[START OF Exercise data]
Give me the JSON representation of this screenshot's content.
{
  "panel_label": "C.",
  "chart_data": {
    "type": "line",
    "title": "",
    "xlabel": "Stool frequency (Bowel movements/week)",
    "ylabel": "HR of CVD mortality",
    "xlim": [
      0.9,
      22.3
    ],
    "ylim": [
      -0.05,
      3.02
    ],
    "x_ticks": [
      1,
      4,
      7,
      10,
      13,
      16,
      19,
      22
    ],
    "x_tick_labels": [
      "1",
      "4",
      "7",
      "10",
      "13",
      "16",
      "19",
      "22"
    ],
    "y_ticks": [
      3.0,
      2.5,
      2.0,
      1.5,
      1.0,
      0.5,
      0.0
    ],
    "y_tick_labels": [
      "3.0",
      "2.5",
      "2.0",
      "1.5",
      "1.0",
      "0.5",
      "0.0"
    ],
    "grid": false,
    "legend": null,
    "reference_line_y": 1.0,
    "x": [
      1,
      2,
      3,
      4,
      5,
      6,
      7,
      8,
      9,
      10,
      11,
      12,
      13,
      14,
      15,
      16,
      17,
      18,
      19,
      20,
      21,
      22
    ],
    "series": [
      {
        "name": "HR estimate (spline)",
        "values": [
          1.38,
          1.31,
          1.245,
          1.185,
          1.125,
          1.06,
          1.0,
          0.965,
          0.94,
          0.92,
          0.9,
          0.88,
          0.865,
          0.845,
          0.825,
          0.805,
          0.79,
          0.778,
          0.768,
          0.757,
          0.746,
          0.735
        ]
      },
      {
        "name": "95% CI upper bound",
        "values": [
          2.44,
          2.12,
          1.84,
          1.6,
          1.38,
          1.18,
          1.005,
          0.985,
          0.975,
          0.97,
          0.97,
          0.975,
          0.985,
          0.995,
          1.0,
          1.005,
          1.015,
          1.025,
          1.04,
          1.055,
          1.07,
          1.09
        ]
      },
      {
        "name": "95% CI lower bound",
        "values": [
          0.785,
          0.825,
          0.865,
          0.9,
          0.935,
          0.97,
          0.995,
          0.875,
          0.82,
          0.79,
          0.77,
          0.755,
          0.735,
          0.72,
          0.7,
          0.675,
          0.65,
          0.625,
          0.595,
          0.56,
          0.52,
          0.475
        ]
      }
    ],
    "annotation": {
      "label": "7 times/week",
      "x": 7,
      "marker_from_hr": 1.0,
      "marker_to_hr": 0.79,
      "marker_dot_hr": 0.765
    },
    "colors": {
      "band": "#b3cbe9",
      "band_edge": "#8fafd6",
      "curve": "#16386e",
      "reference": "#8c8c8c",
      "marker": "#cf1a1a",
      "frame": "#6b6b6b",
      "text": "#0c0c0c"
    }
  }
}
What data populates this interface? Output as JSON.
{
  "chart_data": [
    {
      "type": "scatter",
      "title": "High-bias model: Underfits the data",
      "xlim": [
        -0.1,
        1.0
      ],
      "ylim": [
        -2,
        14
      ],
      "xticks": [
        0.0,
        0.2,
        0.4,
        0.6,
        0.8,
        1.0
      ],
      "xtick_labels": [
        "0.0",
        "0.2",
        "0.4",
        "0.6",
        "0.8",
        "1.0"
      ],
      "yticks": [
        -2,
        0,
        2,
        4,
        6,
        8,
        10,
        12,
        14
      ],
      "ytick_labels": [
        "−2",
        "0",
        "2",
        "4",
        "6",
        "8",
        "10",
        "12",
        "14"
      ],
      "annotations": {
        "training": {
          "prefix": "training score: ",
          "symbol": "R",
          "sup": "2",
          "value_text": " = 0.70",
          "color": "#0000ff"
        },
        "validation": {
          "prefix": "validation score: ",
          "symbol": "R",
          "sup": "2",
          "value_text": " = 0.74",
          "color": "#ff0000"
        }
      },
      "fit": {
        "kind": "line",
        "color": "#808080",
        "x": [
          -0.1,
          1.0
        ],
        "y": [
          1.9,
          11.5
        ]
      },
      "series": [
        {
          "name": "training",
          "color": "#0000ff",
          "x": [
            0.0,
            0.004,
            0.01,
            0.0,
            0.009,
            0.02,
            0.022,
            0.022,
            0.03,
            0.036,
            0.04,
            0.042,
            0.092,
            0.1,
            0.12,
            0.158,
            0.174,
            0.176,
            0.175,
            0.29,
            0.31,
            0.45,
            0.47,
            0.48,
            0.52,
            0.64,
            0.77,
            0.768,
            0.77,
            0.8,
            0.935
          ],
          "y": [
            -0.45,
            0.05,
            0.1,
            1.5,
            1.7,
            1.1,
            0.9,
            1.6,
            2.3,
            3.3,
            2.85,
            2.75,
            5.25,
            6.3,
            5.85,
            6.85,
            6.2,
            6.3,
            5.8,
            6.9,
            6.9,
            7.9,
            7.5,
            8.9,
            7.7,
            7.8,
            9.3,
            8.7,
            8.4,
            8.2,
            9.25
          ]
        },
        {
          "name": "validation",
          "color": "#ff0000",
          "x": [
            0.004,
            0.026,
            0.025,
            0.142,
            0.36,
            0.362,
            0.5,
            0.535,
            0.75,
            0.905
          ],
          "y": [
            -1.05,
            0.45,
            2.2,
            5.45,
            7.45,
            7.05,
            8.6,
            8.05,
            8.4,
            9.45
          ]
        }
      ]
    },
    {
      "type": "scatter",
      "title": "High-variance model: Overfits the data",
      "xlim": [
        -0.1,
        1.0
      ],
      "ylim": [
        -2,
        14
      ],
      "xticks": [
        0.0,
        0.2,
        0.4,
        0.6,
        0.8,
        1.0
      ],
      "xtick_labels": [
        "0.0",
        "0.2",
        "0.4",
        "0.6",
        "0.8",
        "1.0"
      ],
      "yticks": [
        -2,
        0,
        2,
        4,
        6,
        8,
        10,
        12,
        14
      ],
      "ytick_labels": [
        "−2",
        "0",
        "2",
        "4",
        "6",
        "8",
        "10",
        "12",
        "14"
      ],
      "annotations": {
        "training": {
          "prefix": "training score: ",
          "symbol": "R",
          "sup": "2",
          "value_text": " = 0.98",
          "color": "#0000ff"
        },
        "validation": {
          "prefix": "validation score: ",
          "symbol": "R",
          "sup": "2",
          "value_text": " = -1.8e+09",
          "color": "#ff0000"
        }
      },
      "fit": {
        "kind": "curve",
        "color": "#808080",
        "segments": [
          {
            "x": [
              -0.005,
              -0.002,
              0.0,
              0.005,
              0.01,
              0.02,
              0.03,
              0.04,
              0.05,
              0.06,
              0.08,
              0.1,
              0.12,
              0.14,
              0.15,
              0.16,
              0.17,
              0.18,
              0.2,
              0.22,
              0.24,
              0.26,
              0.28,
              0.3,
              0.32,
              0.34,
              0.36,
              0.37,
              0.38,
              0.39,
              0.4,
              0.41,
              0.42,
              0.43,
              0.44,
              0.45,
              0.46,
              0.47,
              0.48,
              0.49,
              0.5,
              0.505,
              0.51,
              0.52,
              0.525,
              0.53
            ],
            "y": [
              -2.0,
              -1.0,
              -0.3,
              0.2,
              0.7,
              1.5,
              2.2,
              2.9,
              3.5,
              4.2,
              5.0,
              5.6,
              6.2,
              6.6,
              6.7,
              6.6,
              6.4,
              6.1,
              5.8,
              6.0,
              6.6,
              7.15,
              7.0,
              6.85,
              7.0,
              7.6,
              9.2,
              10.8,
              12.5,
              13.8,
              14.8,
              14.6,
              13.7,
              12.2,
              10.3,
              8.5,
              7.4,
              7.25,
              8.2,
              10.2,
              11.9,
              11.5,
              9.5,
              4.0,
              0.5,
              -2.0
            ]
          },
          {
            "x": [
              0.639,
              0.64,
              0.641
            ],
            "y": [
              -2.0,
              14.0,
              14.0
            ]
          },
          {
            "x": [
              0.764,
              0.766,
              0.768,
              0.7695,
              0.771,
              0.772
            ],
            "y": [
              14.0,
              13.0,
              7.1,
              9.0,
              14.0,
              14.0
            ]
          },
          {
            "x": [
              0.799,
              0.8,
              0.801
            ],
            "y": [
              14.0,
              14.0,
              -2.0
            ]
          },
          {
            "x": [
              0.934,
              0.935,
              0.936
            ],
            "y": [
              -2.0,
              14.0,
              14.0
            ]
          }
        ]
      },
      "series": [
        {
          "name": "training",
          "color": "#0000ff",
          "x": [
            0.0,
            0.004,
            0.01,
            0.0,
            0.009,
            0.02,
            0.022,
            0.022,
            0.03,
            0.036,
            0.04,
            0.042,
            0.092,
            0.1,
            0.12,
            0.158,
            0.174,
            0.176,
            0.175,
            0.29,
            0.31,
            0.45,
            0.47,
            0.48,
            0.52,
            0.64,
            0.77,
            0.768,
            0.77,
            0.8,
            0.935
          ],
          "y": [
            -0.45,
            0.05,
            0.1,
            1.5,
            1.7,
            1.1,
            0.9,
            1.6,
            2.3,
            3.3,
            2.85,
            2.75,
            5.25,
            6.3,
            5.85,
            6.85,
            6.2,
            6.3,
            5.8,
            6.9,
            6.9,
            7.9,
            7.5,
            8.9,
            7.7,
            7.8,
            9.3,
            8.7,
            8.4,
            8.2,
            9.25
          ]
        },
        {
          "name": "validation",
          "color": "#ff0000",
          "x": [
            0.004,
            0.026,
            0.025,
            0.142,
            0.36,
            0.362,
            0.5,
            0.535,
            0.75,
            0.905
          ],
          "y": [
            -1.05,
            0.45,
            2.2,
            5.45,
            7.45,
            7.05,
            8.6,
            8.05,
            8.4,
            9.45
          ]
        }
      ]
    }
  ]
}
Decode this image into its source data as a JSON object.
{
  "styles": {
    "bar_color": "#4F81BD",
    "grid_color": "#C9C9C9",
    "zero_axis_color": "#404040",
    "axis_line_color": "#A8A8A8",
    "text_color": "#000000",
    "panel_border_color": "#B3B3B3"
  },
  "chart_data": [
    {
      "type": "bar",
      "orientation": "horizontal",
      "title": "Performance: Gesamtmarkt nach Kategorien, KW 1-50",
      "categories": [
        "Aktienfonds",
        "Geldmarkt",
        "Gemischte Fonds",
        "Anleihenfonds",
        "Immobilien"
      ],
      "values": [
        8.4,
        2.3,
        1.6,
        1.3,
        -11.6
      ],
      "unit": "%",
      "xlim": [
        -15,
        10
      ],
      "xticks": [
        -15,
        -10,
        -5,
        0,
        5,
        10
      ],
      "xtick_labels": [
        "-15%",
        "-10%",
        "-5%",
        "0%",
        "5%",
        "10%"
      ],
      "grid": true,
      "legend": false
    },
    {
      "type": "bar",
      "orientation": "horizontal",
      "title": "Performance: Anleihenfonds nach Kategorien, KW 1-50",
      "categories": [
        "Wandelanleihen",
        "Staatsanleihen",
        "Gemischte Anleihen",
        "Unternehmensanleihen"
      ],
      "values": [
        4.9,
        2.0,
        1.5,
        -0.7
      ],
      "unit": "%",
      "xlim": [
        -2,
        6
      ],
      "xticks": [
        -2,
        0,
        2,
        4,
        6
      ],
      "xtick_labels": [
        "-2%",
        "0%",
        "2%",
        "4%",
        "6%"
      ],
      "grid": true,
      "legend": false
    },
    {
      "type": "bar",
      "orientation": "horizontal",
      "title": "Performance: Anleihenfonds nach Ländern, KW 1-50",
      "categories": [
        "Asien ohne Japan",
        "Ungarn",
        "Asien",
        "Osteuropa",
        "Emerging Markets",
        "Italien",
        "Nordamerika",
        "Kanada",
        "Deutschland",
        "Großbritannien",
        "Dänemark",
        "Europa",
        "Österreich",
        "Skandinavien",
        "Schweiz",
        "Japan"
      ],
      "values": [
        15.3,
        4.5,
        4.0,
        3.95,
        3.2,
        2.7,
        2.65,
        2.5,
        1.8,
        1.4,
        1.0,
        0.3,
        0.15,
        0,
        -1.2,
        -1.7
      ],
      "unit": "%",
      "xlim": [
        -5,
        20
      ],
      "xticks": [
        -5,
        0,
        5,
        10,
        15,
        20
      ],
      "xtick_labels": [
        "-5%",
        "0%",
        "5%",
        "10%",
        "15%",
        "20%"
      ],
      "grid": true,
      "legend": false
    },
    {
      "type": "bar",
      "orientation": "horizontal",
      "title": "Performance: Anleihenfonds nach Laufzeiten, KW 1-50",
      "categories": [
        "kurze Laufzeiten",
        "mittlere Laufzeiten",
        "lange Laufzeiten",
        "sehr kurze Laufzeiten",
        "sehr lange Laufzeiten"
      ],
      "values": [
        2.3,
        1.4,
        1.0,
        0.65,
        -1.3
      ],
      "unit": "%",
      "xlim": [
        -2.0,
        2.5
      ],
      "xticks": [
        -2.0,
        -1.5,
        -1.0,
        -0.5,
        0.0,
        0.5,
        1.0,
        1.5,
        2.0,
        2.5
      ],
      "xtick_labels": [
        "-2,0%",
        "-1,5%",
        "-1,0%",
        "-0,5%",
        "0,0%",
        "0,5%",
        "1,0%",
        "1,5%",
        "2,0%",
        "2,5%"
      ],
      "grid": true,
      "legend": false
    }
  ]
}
[END OF Exercise data]
What the exercise asks
Using the records above, find and show each line with the string "Gemischte".

Completed exercise
        "Gemischte Fonds",
        "Gemischte Anleihen",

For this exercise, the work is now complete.